* **Your objective**
Provide nothing but the number of lines containing the string "Schränke".
+++ Available data
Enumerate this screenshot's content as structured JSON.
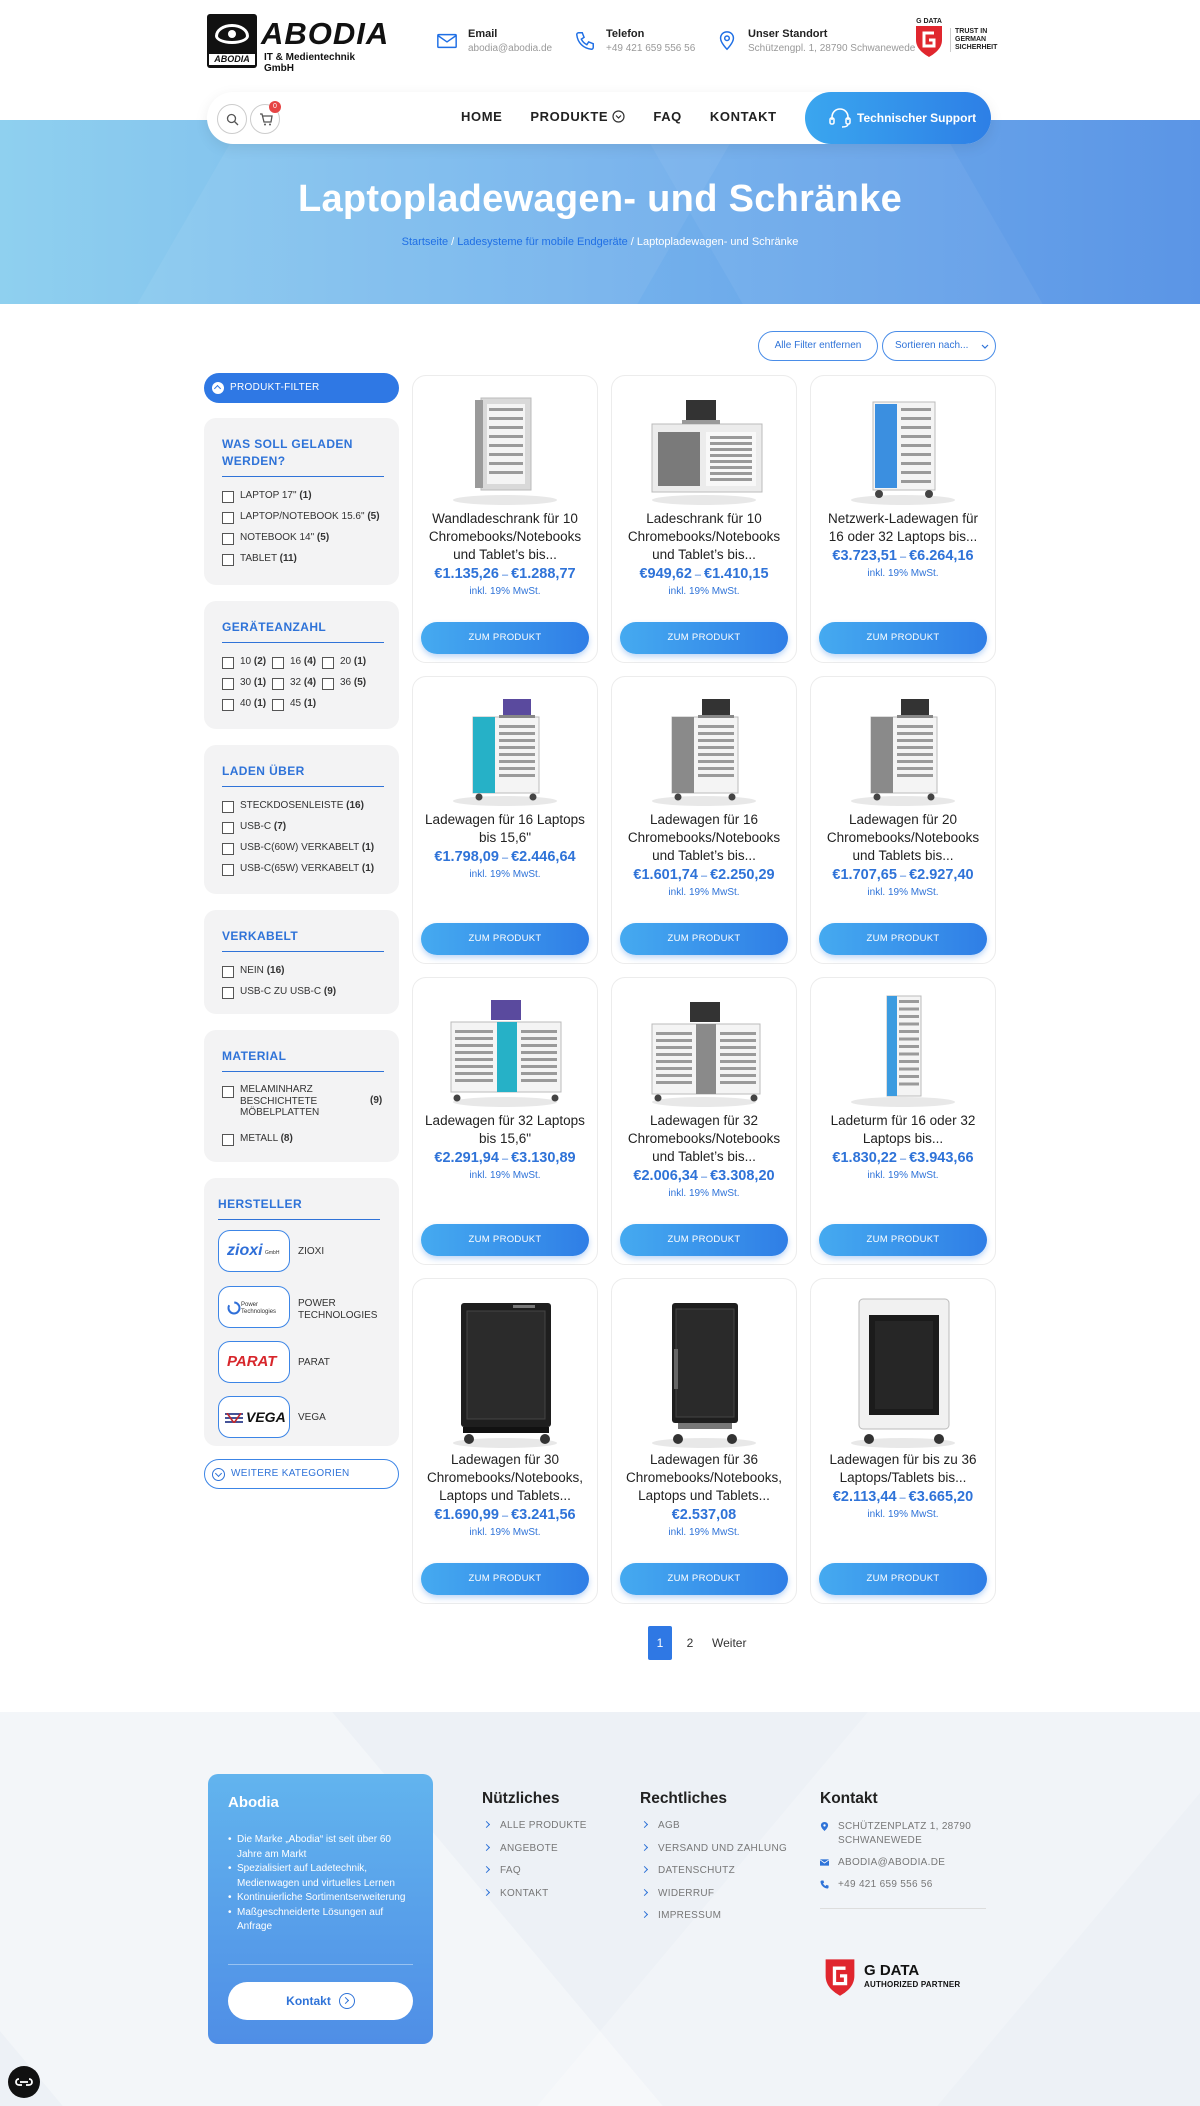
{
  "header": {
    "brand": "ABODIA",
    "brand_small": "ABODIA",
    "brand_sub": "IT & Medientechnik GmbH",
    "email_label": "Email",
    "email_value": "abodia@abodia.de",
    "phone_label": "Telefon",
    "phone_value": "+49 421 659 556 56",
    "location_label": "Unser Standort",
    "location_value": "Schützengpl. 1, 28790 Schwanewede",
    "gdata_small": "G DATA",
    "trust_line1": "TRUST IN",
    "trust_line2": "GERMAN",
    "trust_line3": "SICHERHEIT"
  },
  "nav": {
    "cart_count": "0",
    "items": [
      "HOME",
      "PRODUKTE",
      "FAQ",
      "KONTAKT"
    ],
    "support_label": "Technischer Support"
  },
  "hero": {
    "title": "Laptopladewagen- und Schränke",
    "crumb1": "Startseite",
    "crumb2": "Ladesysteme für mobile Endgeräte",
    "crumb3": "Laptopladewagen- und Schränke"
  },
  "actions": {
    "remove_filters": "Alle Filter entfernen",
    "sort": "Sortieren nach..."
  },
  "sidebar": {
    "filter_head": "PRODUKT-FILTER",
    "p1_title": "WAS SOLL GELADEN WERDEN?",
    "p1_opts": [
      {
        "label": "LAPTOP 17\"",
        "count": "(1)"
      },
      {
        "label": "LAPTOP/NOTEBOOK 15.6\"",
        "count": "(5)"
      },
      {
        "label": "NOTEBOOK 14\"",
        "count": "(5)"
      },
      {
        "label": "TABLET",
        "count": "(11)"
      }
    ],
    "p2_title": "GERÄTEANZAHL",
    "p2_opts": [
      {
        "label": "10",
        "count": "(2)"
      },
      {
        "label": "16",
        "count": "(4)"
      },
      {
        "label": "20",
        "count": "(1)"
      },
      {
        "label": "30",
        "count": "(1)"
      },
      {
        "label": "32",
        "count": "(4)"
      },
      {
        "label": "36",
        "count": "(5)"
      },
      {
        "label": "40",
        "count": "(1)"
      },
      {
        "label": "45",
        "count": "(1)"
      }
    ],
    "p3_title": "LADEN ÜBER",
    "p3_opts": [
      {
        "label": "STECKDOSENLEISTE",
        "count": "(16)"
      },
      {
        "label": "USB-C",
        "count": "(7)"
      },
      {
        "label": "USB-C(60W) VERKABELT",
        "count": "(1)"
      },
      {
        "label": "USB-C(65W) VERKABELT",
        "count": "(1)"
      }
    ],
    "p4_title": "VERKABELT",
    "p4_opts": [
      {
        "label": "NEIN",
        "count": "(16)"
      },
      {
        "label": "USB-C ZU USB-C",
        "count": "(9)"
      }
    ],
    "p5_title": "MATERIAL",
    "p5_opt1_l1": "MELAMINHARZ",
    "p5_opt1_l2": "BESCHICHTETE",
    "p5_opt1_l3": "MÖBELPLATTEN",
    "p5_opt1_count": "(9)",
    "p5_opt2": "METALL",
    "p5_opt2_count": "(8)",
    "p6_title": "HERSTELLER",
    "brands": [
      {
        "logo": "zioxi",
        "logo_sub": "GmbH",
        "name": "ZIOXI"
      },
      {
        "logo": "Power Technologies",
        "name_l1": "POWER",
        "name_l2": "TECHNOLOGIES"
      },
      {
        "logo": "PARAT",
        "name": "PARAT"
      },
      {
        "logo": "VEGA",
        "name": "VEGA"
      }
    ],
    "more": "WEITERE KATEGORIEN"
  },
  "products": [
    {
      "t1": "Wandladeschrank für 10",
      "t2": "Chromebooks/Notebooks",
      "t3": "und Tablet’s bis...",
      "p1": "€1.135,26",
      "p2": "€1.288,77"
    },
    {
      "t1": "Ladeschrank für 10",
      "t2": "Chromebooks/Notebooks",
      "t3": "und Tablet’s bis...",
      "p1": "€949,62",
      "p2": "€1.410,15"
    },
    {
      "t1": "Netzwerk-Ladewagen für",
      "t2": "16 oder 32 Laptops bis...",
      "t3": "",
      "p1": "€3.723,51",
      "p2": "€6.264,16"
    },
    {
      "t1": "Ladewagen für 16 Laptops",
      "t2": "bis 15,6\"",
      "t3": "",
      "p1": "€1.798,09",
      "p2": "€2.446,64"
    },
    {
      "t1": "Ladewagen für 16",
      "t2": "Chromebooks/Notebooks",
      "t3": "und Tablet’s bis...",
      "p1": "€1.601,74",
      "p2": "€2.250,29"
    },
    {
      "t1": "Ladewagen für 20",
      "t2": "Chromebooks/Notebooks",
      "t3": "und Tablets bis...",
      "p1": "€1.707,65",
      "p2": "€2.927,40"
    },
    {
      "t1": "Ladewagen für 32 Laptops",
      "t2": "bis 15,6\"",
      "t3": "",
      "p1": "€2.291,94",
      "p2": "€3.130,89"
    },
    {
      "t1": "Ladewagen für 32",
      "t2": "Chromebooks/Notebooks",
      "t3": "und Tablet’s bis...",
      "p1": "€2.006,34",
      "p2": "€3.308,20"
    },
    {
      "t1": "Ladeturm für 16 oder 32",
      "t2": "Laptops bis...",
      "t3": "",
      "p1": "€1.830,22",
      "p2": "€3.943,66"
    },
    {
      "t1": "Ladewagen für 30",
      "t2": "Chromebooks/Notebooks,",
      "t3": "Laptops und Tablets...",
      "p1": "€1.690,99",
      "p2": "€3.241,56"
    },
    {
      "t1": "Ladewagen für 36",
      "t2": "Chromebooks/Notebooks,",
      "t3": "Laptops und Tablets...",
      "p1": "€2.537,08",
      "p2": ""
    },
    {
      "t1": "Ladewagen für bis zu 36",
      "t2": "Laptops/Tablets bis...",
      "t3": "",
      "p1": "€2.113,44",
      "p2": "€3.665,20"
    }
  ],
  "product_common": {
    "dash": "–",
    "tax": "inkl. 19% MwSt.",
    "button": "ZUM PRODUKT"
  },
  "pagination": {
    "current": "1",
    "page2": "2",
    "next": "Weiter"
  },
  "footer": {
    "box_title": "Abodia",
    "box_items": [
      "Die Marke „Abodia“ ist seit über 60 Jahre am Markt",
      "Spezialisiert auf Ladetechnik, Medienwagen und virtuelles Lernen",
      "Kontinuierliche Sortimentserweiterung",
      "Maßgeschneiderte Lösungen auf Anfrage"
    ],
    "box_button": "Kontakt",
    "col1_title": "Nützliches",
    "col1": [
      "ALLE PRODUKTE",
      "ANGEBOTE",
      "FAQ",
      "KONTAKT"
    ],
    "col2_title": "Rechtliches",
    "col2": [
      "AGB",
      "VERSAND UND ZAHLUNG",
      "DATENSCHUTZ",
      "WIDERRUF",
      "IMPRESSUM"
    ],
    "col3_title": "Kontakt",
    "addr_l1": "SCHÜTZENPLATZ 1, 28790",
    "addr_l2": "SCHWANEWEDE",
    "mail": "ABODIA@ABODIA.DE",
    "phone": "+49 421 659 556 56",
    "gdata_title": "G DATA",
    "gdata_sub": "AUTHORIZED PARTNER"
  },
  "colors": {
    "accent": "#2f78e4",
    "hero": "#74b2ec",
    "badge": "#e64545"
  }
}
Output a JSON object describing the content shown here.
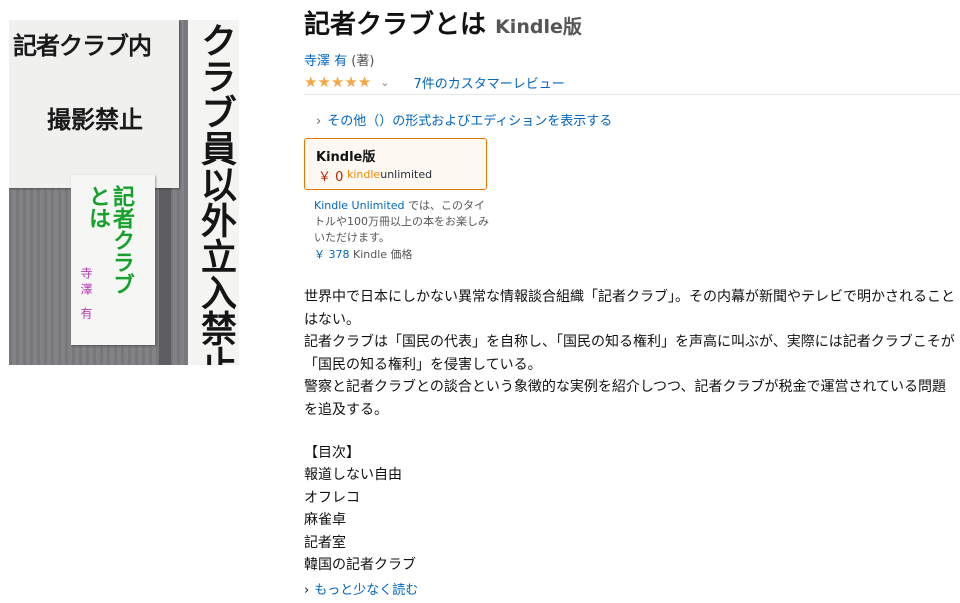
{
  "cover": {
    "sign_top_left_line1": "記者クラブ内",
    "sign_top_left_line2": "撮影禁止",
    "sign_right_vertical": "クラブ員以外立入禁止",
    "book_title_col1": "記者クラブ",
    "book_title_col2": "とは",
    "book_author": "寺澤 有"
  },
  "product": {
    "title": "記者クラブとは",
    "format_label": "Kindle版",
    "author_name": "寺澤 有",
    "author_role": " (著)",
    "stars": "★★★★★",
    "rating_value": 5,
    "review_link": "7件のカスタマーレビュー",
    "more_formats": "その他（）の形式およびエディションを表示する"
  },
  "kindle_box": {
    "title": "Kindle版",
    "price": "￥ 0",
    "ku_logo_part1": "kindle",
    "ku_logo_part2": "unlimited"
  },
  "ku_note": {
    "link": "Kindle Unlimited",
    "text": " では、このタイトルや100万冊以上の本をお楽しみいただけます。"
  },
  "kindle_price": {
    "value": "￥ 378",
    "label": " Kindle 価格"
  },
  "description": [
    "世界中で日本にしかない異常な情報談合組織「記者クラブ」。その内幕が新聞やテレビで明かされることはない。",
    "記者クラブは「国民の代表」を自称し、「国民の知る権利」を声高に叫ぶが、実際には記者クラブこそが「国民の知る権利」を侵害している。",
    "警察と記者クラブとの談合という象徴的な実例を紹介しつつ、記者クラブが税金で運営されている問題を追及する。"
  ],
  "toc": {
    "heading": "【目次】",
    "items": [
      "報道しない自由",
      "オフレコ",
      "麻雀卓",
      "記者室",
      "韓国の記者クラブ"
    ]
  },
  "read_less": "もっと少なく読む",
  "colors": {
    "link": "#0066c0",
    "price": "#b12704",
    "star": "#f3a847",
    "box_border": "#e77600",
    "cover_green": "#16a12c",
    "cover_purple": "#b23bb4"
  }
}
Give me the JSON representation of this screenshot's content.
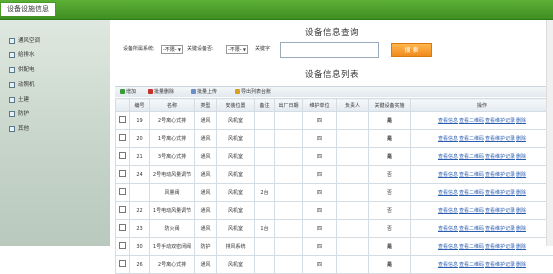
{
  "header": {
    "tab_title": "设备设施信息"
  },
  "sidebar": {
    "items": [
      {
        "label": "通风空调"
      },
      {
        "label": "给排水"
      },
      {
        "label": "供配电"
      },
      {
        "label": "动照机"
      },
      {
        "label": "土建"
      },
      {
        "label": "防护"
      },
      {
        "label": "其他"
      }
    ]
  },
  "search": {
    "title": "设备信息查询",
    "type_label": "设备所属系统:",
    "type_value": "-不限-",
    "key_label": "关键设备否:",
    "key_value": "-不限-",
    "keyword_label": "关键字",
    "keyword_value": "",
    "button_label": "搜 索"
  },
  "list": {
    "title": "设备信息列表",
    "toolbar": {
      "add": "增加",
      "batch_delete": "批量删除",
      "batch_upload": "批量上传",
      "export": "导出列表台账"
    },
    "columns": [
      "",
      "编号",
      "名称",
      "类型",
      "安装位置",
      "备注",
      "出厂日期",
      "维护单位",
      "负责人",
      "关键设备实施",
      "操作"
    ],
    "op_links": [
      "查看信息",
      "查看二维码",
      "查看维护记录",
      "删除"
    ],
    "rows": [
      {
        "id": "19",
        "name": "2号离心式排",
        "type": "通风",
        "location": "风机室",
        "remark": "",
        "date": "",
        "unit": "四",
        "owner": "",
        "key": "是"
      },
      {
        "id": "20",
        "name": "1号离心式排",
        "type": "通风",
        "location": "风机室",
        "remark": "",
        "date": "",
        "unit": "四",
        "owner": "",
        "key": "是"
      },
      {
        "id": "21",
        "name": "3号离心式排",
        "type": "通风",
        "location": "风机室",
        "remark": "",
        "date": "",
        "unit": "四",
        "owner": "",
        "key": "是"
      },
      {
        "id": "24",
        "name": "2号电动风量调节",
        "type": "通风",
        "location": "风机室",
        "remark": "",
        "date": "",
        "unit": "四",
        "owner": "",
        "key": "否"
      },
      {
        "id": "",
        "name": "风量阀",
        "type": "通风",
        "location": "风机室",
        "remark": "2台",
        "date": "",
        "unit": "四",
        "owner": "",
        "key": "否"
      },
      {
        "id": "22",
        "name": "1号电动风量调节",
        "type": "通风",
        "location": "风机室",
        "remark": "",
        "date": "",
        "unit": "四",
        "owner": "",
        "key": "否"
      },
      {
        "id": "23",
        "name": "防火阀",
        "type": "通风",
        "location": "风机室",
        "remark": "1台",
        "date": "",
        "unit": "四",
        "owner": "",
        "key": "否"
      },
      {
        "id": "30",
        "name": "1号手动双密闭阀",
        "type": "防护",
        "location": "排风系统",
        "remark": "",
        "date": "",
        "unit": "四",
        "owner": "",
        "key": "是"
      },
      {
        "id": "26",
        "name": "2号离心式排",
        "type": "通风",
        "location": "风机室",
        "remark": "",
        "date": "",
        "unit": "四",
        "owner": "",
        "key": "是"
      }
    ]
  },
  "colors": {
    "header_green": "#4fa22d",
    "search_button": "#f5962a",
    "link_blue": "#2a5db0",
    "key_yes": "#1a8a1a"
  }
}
++++++
* **Worked answer**
2